• PROVIDED RECORDS:
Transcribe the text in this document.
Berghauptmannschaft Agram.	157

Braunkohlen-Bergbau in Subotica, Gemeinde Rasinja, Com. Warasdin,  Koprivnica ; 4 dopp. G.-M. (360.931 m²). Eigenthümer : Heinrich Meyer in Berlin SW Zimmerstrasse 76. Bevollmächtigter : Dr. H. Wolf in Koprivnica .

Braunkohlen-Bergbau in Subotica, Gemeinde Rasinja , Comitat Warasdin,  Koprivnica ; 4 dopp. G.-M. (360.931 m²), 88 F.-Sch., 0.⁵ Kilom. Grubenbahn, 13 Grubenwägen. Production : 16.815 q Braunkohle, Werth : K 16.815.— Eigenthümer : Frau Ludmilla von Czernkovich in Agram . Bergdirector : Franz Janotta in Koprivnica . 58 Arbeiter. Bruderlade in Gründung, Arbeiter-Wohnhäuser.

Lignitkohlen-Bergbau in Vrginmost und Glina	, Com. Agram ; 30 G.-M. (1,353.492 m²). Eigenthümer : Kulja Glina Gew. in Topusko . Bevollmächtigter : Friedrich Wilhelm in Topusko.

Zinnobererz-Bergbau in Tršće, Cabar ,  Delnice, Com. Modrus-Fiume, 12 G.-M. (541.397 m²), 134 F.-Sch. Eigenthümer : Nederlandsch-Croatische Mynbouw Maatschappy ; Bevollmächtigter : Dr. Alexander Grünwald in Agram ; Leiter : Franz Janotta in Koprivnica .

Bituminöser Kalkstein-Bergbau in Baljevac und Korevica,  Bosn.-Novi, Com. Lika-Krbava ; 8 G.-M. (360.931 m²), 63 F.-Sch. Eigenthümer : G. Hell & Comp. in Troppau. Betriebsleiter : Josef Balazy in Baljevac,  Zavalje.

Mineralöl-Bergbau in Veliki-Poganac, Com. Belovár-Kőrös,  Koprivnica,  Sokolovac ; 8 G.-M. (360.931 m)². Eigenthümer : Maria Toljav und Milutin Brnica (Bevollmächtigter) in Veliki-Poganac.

• SET EXERCISE:
Say how many lines hold the word "Gemeinde", giving the number and nothing else.

• TASK OUTPUT:
2